* Exercise aim:
Set down word for word the lines running from the line with "Transcribe this image's" to the line with "Give me the", ends included. Skip every picture.

begin The data

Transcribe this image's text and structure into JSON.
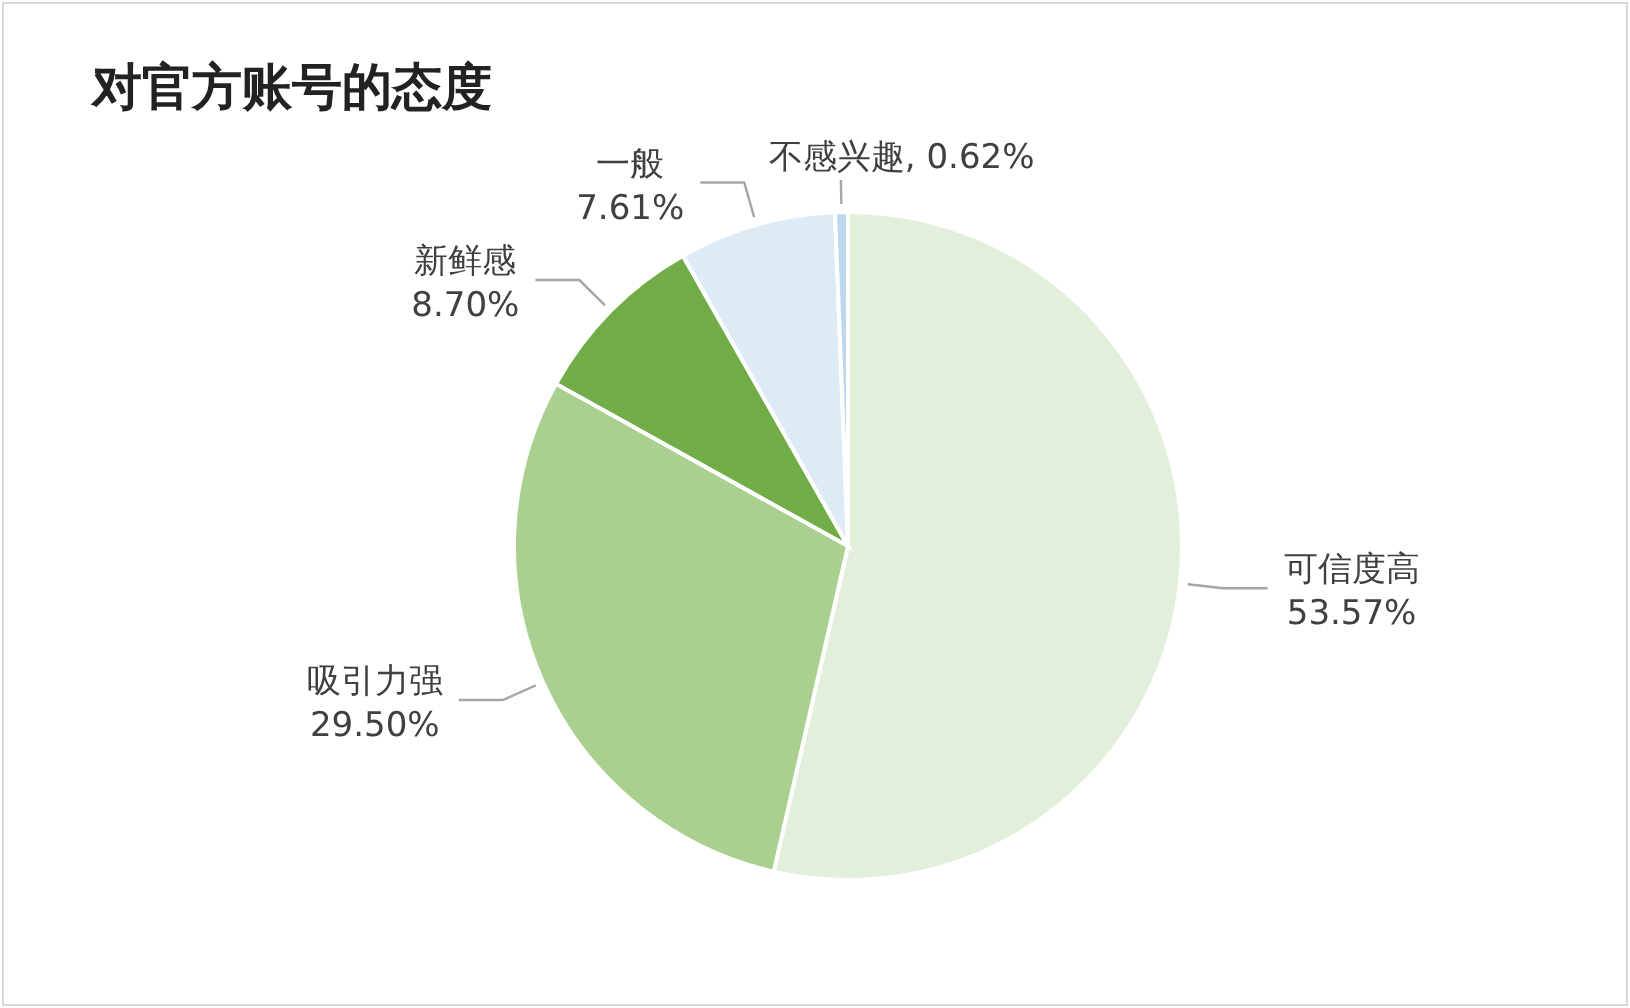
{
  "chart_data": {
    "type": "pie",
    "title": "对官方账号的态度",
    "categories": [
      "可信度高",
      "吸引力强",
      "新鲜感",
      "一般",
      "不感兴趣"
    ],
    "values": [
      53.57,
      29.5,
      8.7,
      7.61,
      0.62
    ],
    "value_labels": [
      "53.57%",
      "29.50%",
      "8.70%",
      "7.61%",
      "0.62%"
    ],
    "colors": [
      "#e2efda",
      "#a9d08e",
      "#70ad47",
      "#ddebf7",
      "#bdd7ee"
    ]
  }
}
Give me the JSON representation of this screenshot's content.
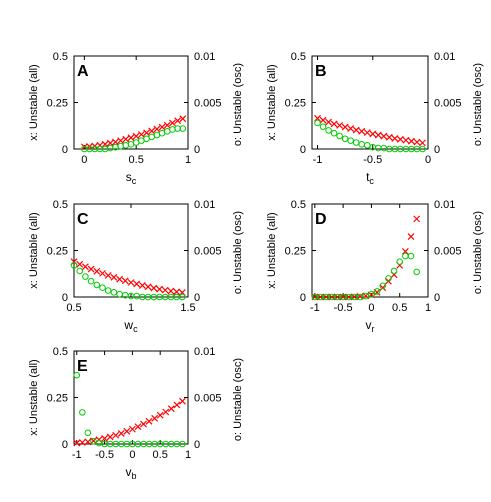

end The data
begin The data

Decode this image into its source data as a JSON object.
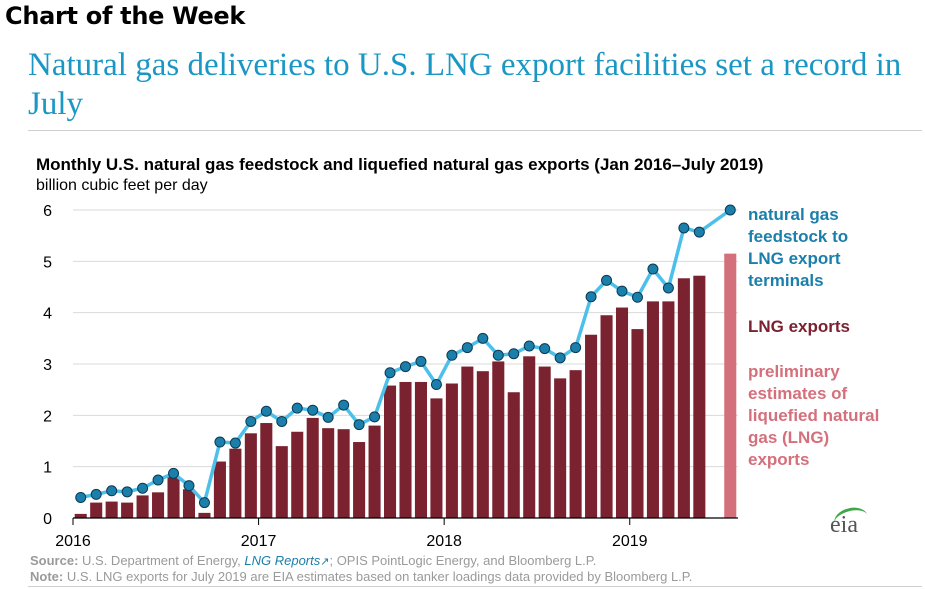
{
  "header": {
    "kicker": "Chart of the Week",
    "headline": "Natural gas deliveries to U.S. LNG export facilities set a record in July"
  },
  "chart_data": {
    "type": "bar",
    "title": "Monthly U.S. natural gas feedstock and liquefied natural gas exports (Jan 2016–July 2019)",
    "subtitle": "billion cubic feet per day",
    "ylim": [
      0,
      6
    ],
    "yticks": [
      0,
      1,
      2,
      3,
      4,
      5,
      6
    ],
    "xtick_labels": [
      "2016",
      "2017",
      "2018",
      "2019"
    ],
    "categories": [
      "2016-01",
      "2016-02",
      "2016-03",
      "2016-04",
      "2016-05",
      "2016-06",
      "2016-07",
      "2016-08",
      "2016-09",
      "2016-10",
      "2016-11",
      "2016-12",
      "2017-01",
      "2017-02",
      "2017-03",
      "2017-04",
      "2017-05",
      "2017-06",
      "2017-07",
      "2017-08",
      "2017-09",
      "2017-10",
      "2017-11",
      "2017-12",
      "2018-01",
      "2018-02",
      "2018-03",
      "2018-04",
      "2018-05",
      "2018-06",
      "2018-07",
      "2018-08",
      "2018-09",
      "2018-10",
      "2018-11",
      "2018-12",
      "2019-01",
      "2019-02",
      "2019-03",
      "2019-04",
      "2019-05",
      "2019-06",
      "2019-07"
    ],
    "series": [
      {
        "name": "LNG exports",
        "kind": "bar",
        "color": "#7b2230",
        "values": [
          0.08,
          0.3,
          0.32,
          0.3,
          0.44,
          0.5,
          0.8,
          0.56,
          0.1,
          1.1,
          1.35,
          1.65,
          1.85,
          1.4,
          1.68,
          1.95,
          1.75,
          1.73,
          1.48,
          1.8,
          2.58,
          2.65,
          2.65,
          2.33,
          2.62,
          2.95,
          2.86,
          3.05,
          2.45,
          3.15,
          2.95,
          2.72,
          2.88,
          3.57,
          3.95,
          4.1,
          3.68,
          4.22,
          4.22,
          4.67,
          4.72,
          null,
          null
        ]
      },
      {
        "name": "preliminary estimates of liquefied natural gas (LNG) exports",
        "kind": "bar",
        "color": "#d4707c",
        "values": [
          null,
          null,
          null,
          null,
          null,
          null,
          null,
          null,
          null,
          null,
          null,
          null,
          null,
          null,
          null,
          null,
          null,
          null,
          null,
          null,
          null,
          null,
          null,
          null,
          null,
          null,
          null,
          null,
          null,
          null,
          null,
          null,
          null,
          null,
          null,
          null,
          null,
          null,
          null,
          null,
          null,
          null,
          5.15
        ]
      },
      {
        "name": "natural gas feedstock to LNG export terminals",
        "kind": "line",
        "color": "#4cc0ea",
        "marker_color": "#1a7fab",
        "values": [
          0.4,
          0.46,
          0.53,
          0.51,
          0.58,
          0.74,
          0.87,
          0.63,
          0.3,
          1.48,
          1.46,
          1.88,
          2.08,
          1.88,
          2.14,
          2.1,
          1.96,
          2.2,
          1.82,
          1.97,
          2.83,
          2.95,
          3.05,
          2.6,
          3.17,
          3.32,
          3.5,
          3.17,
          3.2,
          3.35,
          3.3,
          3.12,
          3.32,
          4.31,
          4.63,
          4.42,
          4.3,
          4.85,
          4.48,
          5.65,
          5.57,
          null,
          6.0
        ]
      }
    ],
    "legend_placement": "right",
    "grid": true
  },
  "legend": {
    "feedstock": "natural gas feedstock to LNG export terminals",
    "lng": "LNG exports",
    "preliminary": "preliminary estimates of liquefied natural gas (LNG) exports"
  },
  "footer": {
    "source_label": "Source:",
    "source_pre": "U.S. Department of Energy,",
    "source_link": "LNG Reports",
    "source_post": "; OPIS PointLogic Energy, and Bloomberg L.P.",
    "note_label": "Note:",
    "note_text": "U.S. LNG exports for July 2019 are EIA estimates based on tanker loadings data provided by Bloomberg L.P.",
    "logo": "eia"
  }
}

end The data
begin The data

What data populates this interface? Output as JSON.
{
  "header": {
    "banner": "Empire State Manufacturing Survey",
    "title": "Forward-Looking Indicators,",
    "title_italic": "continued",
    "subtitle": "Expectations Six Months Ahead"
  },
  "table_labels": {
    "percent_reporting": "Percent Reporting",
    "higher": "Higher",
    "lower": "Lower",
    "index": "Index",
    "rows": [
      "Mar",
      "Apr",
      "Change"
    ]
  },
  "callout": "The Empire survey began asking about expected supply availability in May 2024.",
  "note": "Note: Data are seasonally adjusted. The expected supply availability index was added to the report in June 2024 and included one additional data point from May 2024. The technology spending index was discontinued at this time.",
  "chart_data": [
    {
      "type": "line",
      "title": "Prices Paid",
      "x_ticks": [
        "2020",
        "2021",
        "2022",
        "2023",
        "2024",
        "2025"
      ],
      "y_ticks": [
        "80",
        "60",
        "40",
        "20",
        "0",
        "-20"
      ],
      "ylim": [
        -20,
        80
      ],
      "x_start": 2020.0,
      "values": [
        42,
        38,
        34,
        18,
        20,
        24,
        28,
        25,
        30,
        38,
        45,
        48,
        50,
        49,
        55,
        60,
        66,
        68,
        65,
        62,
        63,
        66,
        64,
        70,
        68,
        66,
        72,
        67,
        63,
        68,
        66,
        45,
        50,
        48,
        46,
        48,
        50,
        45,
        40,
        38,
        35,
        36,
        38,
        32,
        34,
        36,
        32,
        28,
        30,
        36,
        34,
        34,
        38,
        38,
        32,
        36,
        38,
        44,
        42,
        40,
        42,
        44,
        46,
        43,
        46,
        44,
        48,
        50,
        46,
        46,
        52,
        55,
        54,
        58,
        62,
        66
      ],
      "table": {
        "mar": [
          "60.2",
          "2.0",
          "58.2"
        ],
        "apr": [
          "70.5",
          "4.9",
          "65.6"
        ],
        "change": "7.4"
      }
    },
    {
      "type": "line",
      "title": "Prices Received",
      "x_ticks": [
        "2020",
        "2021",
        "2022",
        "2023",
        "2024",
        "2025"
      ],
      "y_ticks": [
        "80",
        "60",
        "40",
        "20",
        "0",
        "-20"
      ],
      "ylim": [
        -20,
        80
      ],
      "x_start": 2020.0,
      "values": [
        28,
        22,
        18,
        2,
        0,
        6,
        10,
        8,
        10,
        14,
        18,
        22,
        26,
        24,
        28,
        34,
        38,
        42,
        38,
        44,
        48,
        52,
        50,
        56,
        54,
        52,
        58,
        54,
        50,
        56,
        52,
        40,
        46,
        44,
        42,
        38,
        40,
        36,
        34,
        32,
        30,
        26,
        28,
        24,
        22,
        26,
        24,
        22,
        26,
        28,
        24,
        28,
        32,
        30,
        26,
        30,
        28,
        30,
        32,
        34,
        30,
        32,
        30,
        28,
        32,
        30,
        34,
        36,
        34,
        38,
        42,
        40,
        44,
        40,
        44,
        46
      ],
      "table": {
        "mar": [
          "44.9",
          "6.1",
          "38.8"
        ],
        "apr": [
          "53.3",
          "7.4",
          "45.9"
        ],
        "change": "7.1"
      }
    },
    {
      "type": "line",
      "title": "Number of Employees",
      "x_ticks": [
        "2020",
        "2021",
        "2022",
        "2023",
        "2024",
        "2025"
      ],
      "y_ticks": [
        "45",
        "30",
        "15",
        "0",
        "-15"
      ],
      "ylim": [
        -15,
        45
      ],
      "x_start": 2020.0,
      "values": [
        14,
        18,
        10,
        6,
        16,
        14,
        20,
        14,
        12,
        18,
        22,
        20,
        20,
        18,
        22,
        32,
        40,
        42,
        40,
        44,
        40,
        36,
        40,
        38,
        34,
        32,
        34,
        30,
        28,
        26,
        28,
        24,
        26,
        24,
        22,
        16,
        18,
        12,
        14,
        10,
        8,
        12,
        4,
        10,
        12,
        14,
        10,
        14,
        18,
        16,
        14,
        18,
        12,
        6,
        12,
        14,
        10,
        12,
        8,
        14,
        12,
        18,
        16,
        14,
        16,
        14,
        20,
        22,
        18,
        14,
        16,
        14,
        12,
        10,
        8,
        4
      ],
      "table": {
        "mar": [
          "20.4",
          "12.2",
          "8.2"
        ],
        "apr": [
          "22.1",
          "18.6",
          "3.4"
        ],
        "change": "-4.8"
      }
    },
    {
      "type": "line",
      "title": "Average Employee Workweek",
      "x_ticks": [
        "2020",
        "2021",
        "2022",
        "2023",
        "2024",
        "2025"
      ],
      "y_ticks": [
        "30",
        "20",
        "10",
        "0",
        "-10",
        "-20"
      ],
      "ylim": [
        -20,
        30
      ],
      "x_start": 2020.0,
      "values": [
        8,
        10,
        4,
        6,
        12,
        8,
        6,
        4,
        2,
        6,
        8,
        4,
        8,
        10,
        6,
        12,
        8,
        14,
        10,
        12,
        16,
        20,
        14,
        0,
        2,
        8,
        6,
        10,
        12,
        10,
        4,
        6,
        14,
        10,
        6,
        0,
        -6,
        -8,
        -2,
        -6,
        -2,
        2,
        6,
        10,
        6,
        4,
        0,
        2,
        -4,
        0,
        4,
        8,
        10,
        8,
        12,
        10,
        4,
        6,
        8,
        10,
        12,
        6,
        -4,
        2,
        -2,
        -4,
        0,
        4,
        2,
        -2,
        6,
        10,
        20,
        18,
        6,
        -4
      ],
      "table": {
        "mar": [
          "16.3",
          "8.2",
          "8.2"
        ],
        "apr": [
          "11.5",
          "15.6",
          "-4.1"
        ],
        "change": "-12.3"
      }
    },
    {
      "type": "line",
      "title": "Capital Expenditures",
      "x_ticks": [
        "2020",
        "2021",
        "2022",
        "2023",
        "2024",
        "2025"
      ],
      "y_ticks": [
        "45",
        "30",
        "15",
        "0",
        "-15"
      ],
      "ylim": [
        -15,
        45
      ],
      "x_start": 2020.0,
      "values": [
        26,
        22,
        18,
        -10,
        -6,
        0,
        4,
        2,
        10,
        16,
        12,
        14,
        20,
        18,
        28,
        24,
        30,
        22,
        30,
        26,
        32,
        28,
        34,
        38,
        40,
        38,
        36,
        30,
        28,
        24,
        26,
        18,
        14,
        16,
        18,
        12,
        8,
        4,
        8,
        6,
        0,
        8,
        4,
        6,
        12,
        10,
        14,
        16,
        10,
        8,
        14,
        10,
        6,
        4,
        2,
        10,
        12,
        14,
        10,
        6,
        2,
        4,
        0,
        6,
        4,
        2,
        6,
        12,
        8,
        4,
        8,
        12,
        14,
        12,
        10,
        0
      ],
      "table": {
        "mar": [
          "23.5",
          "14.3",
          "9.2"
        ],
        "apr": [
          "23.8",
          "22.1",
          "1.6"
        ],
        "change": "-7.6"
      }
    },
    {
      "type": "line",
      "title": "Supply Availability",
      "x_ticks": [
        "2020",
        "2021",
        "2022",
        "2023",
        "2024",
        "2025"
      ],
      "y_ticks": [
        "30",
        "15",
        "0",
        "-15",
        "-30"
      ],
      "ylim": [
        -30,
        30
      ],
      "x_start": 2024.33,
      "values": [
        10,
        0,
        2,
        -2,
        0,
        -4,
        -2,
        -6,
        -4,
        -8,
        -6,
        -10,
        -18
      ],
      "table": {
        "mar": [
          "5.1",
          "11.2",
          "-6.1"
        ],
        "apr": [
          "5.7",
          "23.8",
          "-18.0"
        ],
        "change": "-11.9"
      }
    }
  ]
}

end The data

* Solved exercise:
Transcribe this image's text and structure into JSON.
{
  "chart_data": {
    "type": "pie",
    "title": "对官方账号的态度",
    "categories": [
      "可信度高",
      "吸引力强",
      "新鲜感",
      "一般",
      "不感兴趣"
    ],
    "values": [
      53.57,
      29.5,
      8.7,
      7.61,
      0.62
    ],
    "value_labels": [
      "53.57%",
      "29.50%",
      "8.70%",
      "7.61%",
      "0.62%"
    ],
    "colors": [
      "#e2efda",
      "#a9d08e",
      "#70ad47",
      "#ddebf7",
      "#bdd7ee"
    ]
  }
}
Give me the JSON representation of this screenshot's content.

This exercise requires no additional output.